*DATA SUPPLIED:*
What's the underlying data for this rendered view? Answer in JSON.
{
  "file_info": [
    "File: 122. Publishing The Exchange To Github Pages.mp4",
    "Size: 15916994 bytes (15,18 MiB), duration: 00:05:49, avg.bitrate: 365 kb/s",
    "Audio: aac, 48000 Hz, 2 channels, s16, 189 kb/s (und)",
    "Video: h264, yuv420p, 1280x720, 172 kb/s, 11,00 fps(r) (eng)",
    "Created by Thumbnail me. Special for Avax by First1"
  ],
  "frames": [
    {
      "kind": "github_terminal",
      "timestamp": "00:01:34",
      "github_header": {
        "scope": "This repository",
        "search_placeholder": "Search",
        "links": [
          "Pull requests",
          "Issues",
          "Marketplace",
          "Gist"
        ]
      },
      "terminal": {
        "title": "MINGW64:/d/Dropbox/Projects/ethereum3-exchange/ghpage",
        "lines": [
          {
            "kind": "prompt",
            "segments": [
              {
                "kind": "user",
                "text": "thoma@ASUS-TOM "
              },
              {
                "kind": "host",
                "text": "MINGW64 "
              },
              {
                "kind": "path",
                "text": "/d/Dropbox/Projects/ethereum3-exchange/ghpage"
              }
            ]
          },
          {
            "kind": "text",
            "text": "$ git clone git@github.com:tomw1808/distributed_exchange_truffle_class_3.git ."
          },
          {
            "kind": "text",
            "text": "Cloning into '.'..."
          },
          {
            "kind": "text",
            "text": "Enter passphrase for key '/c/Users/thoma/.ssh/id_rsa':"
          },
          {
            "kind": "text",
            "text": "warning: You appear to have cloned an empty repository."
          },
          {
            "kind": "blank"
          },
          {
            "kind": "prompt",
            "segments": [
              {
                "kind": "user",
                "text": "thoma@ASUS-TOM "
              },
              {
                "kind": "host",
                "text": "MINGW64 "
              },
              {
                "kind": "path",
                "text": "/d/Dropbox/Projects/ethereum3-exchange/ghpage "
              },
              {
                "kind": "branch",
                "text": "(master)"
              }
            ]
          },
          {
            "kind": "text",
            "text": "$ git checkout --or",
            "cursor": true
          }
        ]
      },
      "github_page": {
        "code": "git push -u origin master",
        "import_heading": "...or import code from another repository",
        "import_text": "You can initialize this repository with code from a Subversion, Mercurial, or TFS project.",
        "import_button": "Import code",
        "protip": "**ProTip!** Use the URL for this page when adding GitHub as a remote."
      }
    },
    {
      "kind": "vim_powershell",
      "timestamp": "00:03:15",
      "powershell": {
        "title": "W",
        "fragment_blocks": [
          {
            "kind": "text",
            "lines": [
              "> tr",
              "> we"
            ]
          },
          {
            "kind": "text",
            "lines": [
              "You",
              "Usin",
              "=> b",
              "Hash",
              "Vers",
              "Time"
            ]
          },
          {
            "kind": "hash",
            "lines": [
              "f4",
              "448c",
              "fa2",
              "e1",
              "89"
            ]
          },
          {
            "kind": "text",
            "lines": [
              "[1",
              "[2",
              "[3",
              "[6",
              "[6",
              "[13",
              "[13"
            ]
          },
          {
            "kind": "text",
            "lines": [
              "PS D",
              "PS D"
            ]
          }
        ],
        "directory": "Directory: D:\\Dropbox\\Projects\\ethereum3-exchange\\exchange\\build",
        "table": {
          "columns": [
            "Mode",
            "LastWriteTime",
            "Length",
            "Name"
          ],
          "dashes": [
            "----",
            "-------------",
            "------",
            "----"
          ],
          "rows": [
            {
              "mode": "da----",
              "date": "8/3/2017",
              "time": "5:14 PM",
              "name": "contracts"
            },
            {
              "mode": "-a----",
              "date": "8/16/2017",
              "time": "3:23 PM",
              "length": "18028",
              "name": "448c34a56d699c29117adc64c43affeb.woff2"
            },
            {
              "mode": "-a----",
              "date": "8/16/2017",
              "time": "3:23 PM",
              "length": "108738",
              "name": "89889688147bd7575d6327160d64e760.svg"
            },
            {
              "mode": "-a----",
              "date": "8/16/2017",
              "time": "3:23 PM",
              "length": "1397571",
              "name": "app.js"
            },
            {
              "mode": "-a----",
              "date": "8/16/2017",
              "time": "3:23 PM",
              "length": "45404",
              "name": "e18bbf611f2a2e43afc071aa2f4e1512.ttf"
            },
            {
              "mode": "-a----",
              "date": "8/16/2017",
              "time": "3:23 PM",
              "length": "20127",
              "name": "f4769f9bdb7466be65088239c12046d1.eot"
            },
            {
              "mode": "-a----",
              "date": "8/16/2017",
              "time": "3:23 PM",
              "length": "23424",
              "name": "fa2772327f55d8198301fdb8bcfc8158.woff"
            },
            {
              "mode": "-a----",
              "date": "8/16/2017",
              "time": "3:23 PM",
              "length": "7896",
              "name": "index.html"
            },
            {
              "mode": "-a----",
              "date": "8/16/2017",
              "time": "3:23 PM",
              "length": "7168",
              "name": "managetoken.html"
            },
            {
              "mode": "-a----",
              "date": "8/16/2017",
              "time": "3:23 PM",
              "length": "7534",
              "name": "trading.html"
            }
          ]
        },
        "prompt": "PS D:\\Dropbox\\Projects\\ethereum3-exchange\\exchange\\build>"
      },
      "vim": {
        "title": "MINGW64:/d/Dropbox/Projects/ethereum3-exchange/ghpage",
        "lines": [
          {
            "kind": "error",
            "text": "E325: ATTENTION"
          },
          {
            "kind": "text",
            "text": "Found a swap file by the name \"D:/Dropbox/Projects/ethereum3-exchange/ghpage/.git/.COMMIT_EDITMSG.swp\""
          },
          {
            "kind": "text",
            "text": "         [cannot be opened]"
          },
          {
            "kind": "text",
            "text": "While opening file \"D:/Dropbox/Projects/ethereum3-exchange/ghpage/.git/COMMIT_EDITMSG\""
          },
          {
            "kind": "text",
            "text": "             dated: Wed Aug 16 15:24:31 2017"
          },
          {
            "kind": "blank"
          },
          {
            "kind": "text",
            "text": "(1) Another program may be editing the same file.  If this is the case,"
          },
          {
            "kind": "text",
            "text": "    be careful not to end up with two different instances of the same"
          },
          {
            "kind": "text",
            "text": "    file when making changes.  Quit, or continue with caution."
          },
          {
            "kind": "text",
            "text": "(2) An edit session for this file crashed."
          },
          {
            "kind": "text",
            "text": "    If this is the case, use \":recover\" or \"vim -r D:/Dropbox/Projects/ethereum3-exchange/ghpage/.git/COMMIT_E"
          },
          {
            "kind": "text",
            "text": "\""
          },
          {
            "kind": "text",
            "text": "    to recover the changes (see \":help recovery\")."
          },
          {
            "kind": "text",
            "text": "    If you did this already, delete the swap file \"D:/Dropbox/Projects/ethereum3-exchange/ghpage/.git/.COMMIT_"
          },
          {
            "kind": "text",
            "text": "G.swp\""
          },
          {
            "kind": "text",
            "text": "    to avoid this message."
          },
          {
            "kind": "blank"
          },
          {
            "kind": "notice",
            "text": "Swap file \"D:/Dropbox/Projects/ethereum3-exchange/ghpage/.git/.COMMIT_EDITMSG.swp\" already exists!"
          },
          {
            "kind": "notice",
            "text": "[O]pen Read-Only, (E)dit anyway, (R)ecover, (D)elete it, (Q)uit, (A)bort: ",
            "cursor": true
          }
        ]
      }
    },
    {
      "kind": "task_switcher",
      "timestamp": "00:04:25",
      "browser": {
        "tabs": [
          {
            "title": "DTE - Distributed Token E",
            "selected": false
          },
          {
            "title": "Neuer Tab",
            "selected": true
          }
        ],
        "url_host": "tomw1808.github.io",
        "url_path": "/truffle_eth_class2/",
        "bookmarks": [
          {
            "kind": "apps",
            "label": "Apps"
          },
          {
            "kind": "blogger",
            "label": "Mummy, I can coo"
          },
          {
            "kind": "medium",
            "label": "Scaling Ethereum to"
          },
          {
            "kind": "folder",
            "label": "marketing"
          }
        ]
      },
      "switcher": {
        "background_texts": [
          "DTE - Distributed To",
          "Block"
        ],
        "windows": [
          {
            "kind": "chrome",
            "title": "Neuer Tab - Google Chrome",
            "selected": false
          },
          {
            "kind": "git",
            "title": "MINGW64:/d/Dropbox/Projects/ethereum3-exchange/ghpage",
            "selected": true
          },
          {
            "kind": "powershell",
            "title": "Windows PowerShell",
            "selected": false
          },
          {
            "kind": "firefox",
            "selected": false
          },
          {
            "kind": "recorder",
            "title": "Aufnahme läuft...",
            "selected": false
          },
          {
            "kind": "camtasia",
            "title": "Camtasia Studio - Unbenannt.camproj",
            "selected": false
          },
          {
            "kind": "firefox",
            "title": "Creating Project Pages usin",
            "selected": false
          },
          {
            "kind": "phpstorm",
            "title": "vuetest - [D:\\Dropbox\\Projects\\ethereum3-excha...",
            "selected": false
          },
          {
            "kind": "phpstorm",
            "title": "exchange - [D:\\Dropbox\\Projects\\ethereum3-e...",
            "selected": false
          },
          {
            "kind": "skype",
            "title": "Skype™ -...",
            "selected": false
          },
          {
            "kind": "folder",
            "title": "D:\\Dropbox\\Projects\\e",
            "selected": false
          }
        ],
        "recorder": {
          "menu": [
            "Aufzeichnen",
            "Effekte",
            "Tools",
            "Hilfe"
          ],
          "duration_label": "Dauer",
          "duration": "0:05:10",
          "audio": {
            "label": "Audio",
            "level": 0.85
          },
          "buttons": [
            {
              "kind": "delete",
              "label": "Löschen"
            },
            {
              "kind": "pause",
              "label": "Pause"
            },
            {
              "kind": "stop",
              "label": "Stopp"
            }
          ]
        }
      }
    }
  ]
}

*WHAT THE TASK REQUIRES:* Tell how many lines hold the string "with", giving the number and nothing else.

*CORRECT RESULT:* 3